◆ WRITTEN REQUEST
Filter the lines below, copying only those with the string "value".

◆ MATERIAL PROVIDED
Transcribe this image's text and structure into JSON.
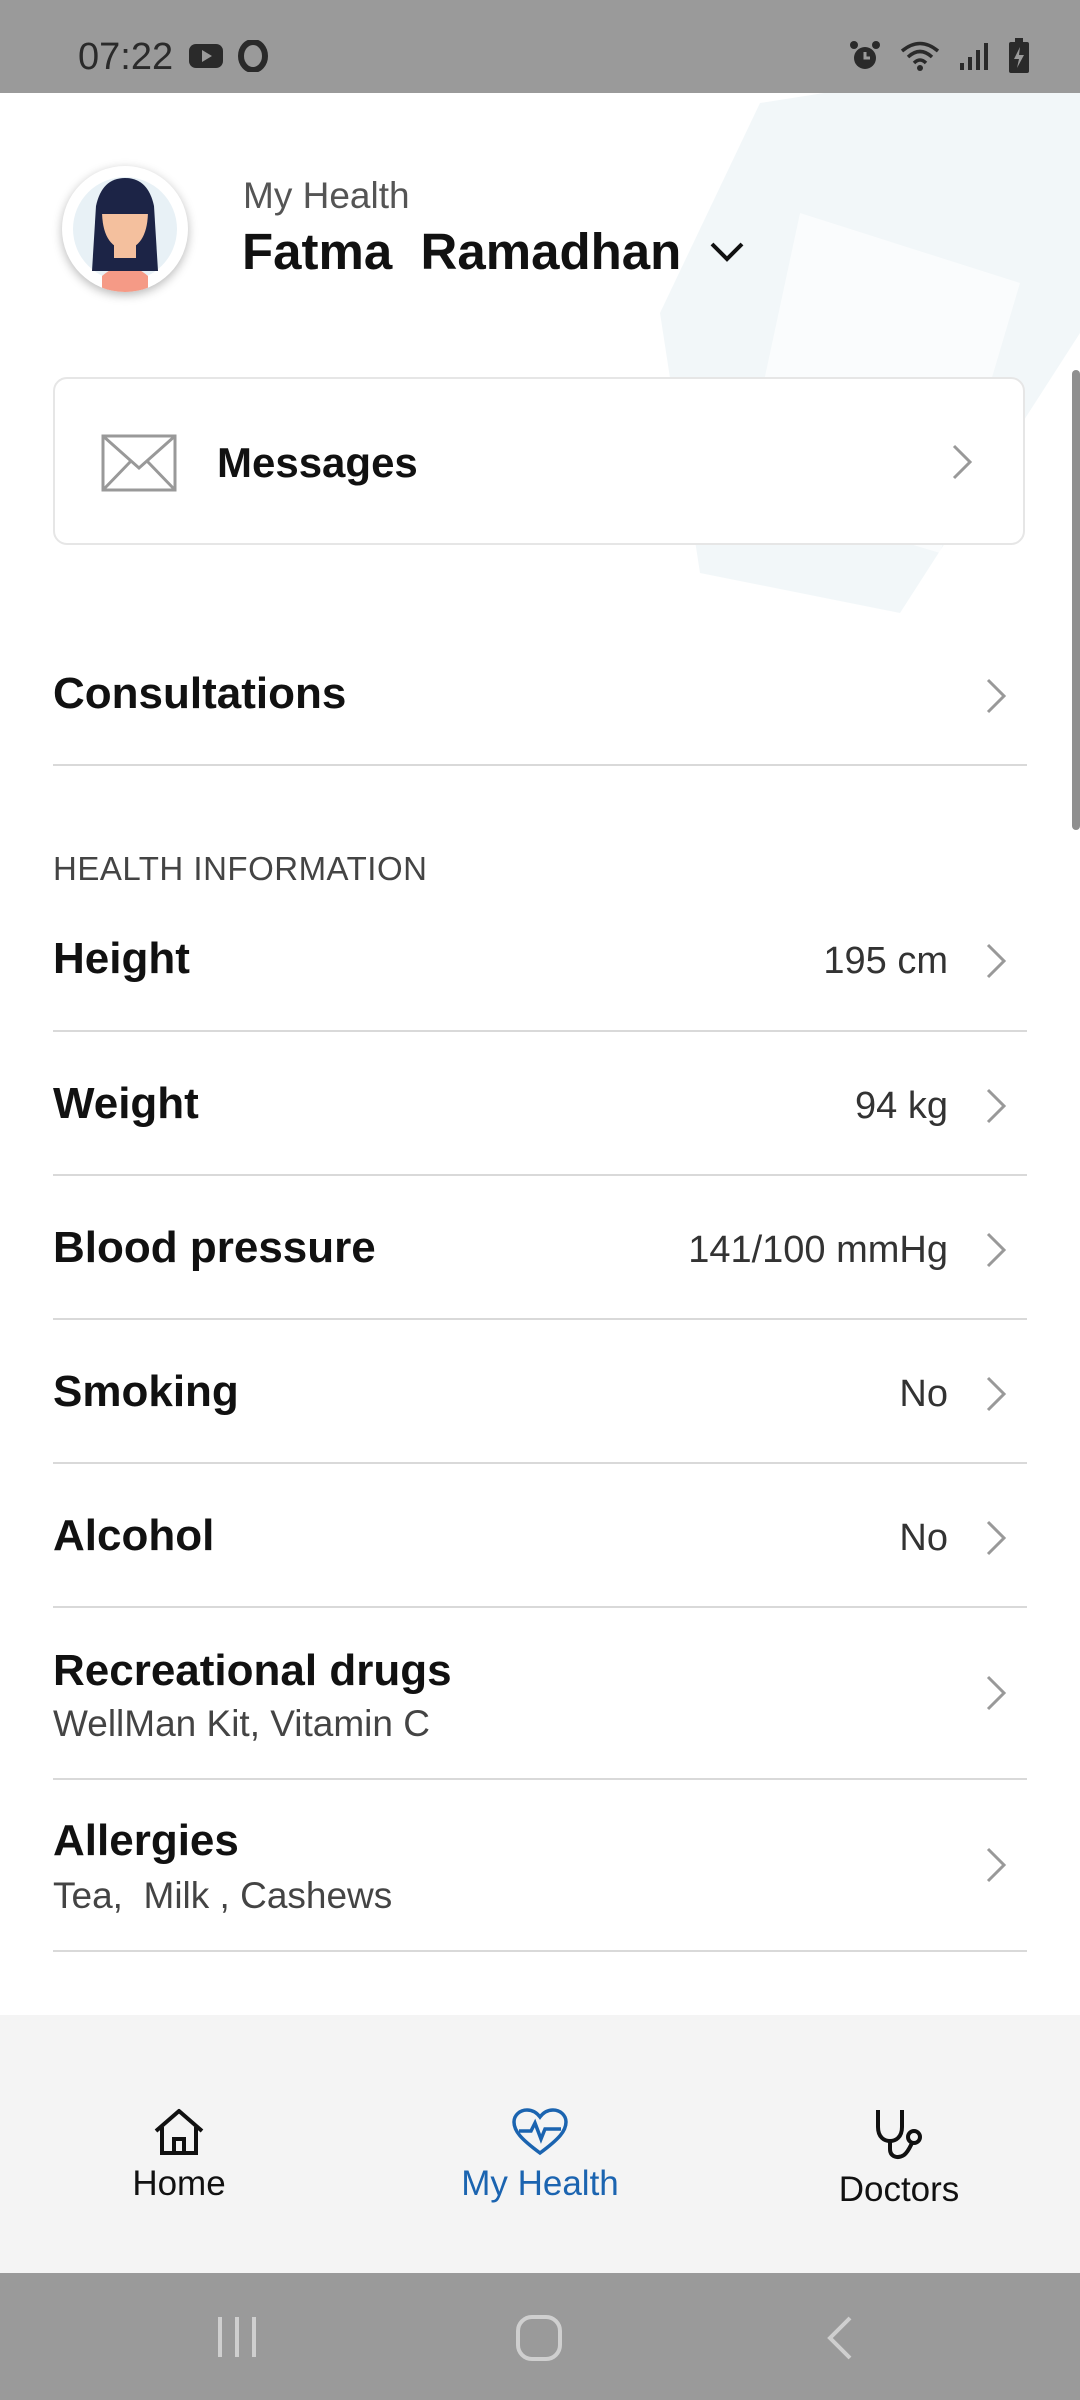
{
  "status_bar": {
    "time": "07:22",
    "left_icons": [
      "youtube-icon",
      "opera-icon"
    ],
    "right_icons": [
      "alarm-icon",
      "wifi-icon",
      "signal-icon",
      "battery-icon"
    ]
  },
  "header": {
    "subtitle": "My Health",
    "name": "Fatma  Ramadhan"
  },
  "messages": {
    "label": "Messages"
  },
  "consultations": {
    "label": "Consultations"
  },
  "health_info": {
    "section_title": "HEALTH INFORMATION",
    "items": [
      {
        "label": "Height",
        "value": "195 cm"
      },
      {
        "label": "Weight",
        "value": "94 kg"
      },
      {
        "label": "Blood pressure",
        "value": "141/100 mmHg"
      },
      {
        "label": "Smoking",
        "value": "No"
      },
      {
        "label": "Alcohol",
        "value": "No"
      },
      {
        "label": "Recreational drugs",
        "sub": "WellMan Kit, Vitamin C"
      },
      {
        "label": "Allergies",
        "sub": "Tea,  Milk , Cashews"
      }
    ]
  },
  "bottom_nav": {
    "items": [
      {
        "label": "Home",
        "icon": "home-icon"
      },
      {
        "label": "My Health",
        "icon": "heart-pulse-icon",
        "active": true
      },
      {
        "label": "Doctors",
        "icon": "stethoscope-icon"
      }
    ],
    "active_color": "#1b64b0"
  }
}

◆ SOLVED PROBLEM
        "value": "195 cm"
        "value": "94 kg"
        "value": "141/100 mmHg"
        "value": "No"
        "value": "No"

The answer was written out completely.